Work instructions: Reproduce the records word for word, starting at the first line of the records and ending at the line that contains "legend-badge-views: 5 767", with both of these lines included.

Recorded information:
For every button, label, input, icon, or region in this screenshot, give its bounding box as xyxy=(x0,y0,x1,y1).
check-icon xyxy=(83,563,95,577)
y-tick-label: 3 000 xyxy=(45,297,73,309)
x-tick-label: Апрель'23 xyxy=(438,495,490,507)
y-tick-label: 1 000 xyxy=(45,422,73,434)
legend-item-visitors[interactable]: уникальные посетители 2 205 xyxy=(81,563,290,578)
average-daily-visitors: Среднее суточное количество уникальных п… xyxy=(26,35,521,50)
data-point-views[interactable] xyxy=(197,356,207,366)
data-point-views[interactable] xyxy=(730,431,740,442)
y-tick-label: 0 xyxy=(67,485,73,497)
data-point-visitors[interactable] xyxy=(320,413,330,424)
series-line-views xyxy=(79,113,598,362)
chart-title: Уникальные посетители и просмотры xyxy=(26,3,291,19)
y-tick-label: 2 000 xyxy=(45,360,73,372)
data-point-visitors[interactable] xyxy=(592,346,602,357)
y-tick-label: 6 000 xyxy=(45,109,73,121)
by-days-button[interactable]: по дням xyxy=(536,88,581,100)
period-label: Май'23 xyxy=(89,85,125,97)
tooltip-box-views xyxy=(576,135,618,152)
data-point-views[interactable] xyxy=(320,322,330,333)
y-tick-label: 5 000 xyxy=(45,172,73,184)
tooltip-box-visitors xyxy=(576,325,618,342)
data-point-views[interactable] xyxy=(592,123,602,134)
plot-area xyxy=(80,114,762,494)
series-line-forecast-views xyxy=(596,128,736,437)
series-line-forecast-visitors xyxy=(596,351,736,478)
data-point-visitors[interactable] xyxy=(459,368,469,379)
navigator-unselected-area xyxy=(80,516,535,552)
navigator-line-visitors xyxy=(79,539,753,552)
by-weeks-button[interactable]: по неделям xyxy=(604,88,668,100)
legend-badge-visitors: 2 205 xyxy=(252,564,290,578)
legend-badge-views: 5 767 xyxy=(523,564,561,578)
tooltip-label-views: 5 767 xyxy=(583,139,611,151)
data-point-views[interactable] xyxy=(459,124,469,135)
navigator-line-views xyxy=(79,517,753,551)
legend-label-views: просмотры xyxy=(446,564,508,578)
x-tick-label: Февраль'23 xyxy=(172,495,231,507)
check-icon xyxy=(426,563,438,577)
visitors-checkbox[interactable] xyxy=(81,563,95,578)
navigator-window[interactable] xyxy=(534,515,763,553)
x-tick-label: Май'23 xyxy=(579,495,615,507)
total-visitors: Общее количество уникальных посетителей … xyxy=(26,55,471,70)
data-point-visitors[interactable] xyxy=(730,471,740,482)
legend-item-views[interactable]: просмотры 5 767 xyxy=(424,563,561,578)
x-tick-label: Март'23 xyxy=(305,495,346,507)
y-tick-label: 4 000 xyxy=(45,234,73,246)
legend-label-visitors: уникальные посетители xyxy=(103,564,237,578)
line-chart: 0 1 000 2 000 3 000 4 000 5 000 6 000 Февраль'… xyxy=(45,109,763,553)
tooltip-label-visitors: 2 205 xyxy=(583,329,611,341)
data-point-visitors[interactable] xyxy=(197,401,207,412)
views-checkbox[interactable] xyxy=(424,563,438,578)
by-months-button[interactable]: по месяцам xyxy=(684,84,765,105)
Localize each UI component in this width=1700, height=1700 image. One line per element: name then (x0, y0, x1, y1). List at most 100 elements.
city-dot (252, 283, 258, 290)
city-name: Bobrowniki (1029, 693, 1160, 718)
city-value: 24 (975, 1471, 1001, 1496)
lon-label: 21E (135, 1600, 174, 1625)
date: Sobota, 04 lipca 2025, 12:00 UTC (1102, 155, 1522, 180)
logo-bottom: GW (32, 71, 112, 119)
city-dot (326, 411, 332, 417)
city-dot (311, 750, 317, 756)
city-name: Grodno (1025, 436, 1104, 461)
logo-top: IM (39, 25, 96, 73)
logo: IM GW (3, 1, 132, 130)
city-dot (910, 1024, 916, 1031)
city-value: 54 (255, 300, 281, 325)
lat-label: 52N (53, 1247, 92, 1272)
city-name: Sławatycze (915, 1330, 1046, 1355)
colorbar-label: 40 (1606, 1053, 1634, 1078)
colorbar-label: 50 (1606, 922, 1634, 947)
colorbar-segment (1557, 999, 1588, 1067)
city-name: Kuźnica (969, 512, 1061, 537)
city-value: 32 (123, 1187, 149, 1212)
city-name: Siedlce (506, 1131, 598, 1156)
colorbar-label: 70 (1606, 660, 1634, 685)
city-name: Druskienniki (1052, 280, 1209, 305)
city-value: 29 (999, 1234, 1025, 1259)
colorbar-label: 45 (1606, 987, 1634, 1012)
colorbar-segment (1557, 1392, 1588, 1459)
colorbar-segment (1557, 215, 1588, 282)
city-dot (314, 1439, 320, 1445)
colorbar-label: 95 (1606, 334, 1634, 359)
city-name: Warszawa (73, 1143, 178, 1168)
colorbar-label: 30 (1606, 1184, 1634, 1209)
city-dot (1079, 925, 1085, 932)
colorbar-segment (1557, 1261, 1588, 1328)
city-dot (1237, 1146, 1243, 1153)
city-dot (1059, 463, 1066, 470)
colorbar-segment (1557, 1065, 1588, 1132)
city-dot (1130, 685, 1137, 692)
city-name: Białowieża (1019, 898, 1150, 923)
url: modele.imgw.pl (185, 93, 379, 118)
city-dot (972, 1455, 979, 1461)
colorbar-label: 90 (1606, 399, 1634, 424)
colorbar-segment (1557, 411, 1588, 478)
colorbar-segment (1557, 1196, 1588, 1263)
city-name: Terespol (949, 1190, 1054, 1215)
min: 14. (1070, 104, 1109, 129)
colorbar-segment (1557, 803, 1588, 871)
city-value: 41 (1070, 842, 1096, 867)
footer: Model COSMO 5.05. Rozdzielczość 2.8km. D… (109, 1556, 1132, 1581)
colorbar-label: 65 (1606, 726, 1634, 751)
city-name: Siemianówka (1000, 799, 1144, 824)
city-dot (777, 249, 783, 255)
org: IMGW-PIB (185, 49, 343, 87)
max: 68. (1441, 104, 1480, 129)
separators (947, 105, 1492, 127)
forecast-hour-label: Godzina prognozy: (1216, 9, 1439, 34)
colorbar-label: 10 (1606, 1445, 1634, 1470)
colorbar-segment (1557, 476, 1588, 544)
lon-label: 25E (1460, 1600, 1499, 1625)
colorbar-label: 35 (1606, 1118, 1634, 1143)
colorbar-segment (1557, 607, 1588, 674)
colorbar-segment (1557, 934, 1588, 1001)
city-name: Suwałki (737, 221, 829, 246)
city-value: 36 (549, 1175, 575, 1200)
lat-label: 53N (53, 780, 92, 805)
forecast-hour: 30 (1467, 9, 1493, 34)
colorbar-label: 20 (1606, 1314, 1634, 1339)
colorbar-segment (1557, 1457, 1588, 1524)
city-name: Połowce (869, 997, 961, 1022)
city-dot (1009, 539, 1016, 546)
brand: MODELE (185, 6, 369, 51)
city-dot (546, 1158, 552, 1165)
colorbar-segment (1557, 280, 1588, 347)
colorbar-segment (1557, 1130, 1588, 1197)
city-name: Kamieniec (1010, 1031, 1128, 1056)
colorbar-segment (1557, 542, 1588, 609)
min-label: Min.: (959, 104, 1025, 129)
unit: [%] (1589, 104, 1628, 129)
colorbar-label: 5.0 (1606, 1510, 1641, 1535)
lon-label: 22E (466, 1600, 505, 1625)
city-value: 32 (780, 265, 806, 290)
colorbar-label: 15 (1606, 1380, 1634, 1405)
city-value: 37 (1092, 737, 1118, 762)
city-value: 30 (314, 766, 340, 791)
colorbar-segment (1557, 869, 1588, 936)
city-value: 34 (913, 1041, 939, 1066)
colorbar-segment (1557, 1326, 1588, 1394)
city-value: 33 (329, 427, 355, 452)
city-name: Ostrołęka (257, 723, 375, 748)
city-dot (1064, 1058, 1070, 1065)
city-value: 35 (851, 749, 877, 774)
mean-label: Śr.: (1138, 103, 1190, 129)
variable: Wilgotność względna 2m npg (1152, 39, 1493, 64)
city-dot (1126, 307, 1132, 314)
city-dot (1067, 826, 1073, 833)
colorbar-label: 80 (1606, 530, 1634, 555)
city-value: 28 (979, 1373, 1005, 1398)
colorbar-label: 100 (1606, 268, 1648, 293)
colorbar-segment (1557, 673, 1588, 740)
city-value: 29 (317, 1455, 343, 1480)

Expected answer:
For every button, label, input, icon, or region in this screenshot, give its bounding box as xyxy=(x0,y0,x1,y1).
check-icon xyxy=(83,563,95,577)
y-tick-label: 3 000 xyxy=(45,297,73,309)
x-tick-label: Апрель'23 xyxy=(438,495,490,507)
y-tick-label: 1 000 xyxy=(45,422,73,434)
legend-item-visitors[interactable]: уникальные посетители 2 205 xyxy=(81,563,290,578)
average-daily-visitors: Среднее суточное количество уникальных п… xyxy=(26,35,521,50)
data-point-views[interactable] xyxy=(197,356,207,366)
data-point-views[interactable] xyxy=(730,431,740,442)
y-tick-label: 0 xyxy=(67,485,73,497)
data-point-visitors[interactable] xyxy=(320,413,330,424)
series-line-views xyxy=(79,113,598,362)
chart-title: Уникальные посетители и просмотры xyxy=(26,3,291,19)
y-tick-label: 2 000 xyxy=(45,360,73,372)
data-point-visitors[interactable] xyxy=(592,346,602,357)
y-tick-label: 6 000 xyxy=(45,109,73,121)
by-days-button[interactable]: по дням xyxy=(536,88,581,100)
period-label: Май'23 xyxy=(89,85,125,97)
tooltip-box-views xyxy=(576,135,618,152)
data-point-views[interactable] xyxy=(320,322,330,333)
y-tick-label: 5 000 xyxy=(45,172,73,184)
tooltip-box-visitors xyxy=(576,325,618,342)
data-point-views[interactable] xyxy=(592,123,602,134)
plot-area xyxy=(80,114,762,494)
series-line-forecast-views xyxy=(596,128,736,437)
series-line-forecast-visitors xyxy=(596,351,736,478)
data-point-visitors[interactable] xyxy=(459,368,469,379)
navigator-unselected-area xyxy=(80,516,535,552)
navigator-line-visitors xyxy=(79,539,753,552)
by-weeks-button[interactable]: по неделям xyxy=(604,88,668,100)
legend-badge-visitors: 2 205 xyxy=(252,564,290,578)
legend-badge-views: 5 767 xyxy=(523,564,561,578)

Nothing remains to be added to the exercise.